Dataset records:
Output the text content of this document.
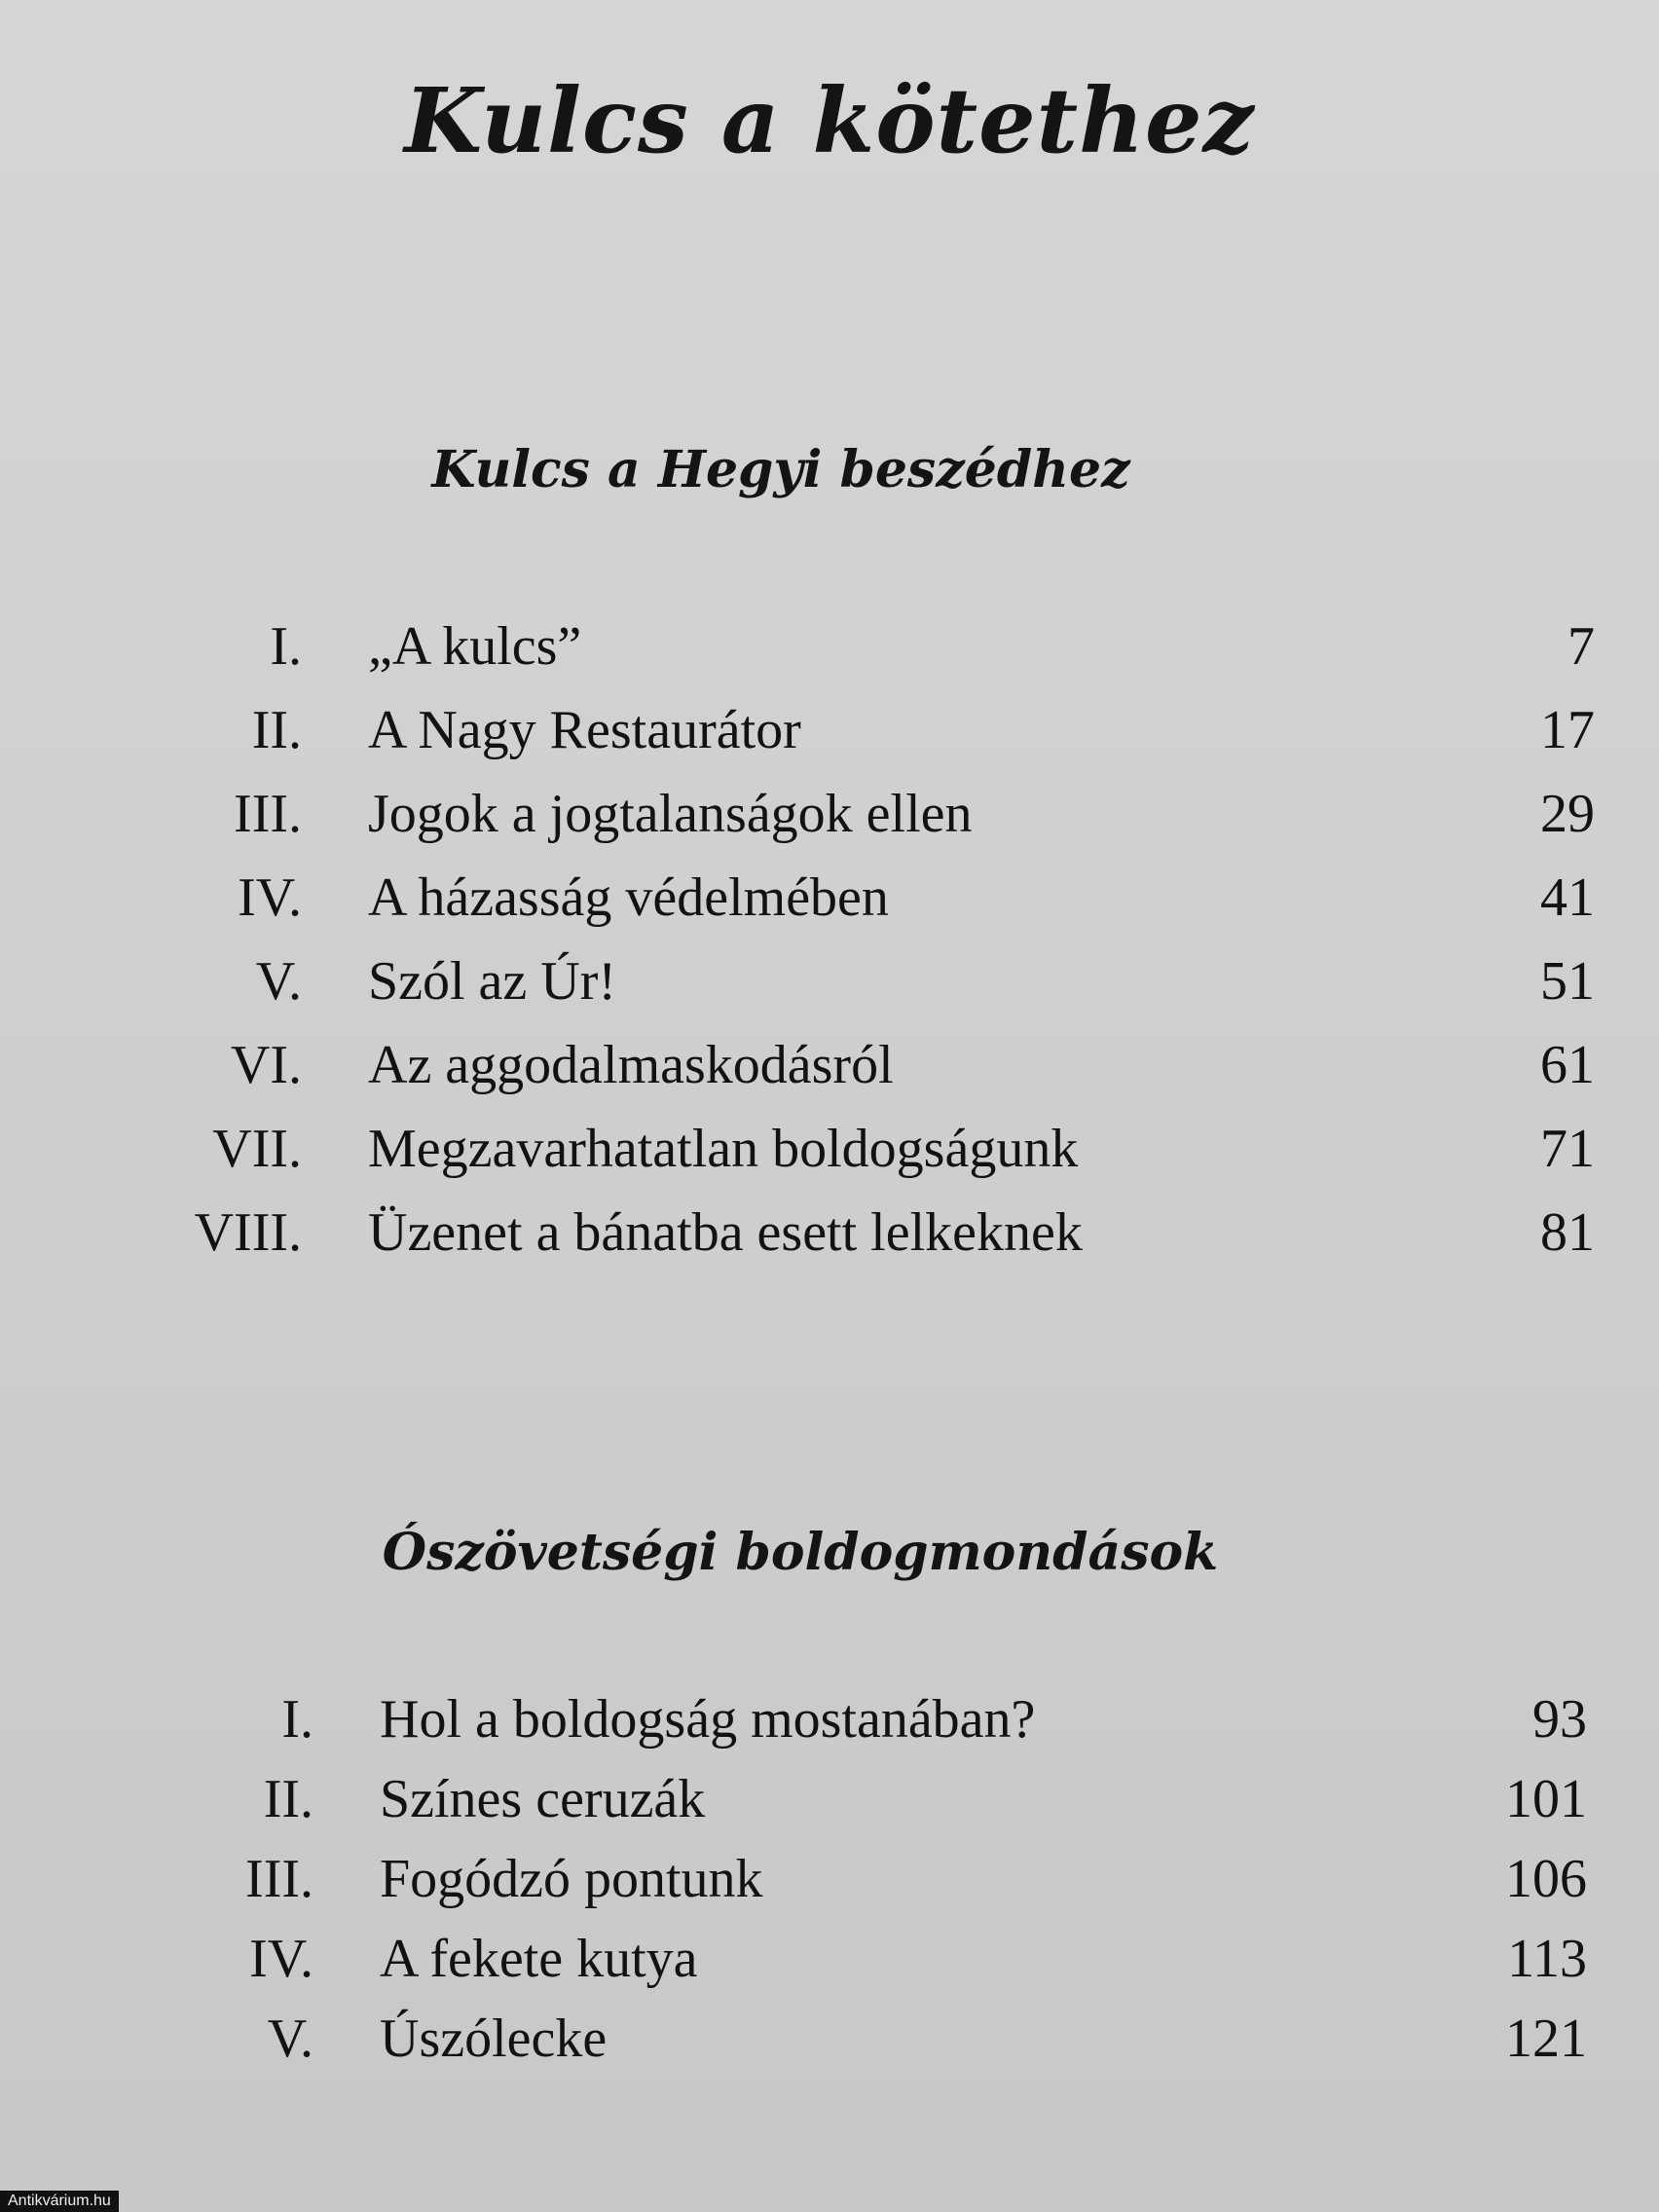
Kulcs a kötethez
Kulcs a Hegyi beszédhez
I. „A kulcs”	7
II. A Nagy Restaurátor	17
III. Jogok a jogtalanságok ellen	29
IV. A házasság védelmében	41
V. Szól az Úr!	51
VI. Az aggodalmaskodásról	61
VII. Megzavarhatatlan boldogságunk	71
VIII. Üzenet a bánatba esett lelkeknek	81
Ószövetségi boldogmondások
I. Hol a boldogság mostanában?	93
II. Színes ceruzák	101
III. Fogódzó pontunk	106
IV. A fekete kutya	113
V. Úszólecke	121
Antikvárium.hu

STATED EXERCISE: All of the lines above should be retyped precisely, apart from the pictures.

RESPONSE:
Output the text content of this document.
Kulcs a kötethez
Kulcs a Hegyi beszédhez
I. „A kulcs”	7
II. A Nagy Restaurátor	17
III. Jogok a jogtalanságok ellen	29
IV. A házasság védelmében	41
V. Szól az Úr!	51
VI. Az aggodalmaskodásról	61
VII. Megzavarhatatlan boldogságunk	71
VIII. Üzenet a bánatba esett lelkeknek	81
Ószövetségi boldogmondások
I. Hol a boldogság mostanában?	93
II. Színes ceruzák	101
III. Fogódzó pontunk	106
IV. A fekete kutya	113
V. Úszólecke	121
Antikvárium.hu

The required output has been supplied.